==== DATA LISTING ====
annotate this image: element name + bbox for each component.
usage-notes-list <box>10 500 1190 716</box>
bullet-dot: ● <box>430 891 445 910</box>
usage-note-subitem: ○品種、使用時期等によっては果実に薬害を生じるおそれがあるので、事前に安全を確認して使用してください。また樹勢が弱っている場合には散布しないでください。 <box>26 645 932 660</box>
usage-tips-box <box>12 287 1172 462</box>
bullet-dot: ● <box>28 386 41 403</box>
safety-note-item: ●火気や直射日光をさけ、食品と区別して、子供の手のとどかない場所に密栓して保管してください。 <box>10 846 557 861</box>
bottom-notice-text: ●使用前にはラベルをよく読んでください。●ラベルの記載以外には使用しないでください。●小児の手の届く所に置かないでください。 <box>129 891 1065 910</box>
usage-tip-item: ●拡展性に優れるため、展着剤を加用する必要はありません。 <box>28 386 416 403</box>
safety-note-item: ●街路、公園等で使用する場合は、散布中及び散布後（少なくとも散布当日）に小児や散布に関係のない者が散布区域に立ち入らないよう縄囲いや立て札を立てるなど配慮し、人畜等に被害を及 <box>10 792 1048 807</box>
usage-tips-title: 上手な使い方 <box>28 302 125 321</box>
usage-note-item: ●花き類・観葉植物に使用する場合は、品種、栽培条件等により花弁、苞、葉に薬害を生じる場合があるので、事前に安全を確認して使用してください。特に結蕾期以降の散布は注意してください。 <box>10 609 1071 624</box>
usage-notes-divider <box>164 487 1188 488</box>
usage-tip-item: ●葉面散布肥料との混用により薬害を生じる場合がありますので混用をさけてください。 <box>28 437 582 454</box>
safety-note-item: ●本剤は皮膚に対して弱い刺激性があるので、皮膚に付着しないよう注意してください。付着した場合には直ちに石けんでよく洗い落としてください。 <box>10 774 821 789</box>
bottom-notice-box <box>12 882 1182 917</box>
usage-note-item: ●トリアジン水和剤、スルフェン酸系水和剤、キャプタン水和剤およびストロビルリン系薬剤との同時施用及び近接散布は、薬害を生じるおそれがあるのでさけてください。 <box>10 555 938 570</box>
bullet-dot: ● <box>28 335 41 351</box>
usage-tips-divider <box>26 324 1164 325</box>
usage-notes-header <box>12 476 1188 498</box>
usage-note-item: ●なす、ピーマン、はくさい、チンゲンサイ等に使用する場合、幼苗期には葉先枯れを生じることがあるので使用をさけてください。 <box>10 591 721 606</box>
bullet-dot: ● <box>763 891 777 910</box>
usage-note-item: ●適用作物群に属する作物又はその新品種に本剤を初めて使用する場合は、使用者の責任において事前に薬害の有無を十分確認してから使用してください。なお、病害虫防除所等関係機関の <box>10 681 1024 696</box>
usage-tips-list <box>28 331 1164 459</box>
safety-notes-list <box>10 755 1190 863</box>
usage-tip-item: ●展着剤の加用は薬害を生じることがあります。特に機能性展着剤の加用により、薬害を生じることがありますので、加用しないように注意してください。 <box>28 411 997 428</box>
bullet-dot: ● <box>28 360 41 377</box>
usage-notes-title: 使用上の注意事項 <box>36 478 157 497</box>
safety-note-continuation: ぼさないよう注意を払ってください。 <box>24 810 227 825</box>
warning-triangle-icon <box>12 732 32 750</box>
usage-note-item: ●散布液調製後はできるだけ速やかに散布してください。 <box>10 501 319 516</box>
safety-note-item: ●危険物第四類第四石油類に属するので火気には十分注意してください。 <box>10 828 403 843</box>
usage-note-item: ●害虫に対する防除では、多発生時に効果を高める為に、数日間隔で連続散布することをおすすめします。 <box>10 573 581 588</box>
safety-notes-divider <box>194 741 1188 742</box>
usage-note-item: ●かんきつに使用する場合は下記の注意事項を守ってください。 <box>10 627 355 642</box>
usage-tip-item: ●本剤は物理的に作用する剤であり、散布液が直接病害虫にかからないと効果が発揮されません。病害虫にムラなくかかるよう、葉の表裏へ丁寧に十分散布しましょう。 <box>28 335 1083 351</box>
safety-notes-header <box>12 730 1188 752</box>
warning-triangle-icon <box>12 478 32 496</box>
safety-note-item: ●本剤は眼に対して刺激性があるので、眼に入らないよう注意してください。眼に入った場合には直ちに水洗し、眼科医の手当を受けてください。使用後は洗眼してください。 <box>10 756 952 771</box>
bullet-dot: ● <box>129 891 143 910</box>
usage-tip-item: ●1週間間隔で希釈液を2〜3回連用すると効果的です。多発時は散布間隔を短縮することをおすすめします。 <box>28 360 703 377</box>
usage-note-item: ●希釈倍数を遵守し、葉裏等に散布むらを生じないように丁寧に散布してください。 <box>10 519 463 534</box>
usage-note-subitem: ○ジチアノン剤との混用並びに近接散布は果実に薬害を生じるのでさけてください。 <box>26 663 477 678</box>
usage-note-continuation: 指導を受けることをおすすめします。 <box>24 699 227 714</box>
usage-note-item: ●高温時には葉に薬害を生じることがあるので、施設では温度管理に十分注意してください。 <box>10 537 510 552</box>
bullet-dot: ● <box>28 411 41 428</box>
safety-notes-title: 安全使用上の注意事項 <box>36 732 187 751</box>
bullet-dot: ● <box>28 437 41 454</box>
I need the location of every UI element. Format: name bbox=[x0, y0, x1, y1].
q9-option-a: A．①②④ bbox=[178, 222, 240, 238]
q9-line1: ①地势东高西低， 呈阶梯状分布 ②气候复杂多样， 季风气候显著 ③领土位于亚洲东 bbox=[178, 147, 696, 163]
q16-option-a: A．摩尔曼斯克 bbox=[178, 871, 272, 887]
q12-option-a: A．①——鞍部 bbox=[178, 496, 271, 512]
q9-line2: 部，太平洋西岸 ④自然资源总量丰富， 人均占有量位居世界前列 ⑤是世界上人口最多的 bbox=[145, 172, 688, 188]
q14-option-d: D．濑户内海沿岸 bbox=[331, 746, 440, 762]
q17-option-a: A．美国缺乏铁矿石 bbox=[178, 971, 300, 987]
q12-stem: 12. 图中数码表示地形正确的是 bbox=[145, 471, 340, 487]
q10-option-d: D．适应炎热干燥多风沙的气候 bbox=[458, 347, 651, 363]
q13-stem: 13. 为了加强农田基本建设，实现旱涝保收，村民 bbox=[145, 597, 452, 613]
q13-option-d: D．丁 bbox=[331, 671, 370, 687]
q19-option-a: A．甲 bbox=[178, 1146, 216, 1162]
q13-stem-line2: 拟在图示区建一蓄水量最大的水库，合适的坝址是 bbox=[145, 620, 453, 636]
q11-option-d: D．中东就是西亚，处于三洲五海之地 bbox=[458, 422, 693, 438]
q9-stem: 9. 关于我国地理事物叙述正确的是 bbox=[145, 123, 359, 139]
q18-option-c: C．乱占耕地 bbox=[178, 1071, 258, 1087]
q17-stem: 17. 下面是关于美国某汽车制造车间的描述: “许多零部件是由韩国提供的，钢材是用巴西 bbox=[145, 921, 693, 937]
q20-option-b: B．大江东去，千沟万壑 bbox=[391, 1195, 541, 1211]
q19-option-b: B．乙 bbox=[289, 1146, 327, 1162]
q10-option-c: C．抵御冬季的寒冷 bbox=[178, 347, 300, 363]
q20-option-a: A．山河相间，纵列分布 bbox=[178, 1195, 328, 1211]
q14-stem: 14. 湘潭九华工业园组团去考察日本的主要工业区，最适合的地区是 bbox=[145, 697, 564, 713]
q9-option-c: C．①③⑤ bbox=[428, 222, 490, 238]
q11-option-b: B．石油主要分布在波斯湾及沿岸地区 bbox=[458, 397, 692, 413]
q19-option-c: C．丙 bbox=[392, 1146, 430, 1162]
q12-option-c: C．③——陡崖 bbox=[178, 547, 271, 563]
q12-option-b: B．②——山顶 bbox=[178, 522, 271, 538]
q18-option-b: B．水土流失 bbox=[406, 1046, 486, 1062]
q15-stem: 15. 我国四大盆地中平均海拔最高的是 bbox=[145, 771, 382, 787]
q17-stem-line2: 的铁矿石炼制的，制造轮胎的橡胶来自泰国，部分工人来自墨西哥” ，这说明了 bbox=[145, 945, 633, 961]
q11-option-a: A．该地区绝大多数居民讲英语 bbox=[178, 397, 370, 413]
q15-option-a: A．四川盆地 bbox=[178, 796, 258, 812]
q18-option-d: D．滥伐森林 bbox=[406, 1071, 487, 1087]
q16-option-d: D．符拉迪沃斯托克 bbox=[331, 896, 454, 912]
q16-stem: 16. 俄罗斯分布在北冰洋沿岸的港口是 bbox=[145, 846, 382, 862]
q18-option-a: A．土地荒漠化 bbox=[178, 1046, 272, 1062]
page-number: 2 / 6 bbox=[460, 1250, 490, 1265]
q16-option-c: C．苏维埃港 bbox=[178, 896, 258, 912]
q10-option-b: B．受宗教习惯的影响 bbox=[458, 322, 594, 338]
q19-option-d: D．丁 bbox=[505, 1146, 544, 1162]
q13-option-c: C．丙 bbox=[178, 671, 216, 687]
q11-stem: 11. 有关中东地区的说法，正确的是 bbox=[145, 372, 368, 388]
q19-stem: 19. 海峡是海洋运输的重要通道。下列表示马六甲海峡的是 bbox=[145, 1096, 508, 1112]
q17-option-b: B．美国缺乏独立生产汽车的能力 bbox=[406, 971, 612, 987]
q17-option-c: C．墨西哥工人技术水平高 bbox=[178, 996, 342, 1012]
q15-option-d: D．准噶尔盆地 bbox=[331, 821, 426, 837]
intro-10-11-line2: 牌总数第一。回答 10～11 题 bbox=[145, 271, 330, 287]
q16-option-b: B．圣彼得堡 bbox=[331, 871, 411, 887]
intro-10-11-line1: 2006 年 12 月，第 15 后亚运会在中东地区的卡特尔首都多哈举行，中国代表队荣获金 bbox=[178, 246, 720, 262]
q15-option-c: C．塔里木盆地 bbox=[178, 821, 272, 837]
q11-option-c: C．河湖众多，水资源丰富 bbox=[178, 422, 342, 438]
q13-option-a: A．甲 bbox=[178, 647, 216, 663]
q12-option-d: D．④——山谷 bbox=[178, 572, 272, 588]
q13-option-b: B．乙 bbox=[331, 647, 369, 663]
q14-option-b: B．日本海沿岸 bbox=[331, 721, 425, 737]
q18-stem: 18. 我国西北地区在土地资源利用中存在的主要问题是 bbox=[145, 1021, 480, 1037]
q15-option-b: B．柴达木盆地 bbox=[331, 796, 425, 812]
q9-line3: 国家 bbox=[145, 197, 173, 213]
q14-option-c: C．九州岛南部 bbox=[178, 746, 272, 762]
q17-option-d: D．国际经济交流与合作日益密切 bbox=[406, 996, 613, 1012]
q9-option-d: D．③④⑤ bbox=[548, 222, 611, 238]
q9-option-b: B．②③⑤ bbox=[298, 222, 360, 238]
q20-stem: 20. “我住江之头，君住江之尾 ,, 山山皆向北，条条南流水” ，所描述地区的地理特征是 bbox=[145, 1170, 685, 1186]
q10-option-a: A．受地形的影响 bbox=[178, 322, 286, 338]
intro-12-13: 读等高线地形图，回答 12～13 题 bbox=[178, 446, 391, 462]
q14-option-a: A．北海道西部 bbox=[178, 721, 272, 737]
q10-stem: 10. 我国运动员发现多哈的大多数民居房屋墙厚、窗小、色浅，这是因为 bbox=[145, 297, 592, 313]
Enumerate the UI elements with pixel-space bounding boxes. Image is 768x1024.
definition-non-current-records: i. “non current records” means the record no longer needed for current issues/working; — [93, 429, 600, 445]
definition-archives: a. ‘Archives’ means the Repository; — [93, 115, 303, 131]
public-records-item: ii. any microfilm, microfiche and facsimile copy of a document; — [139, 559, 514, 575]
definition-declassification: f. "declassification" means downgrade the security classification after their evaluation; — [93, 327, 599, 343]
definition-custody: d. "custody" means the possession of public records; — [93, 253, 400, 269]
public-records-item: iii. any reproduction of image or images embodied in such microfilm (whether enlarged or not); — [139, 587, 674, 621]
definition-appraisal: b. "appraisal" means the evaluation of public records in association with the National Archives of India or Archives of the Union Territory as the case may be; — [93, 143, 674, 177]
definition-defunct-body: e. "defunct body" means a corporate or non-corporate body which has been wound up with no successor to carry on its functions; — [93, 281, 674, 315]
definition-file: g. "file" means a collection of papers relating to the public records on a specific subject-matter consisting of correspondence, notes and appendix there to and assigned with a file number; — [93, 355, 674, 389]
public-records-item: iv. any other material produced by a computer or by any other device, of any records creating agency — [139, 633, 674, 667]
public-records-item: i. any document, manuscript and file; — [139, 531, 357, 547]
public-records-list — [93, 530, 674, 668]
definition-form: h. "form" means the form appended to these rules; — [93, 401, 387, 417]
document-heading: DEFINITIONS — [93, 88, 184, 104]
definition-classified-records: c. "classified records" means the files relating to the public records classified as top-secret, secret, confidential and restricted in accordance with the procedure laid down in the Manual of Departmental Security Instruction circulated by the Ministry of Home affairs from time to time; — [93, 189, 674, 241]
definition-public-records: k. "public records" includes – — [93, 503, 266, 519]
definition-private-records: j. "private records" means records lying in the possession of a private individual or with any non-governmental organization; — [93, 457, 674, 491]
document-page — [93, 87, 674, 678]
====
▶ [SHORT TASK] Reproduce the lines from the very start of the material through the line containing "645 932 660</box>", with both of those lines included.

▶ [SOLUTION FOR THIS EXERCISE]
annotate this image: element name + bbox for each component.
usage-notes-list <box>10 500 1190 716</box>
bullet-dot: ● <box>430 891 445 910</box>
usage-note-subitem: ○品種、使用時期等によっては果実に薬害を生じるおそれがあるので、事前に安全を確認して使用してください。また樹勢が弱っている場合には散布しないでください。 <box>26 645 932 660</box>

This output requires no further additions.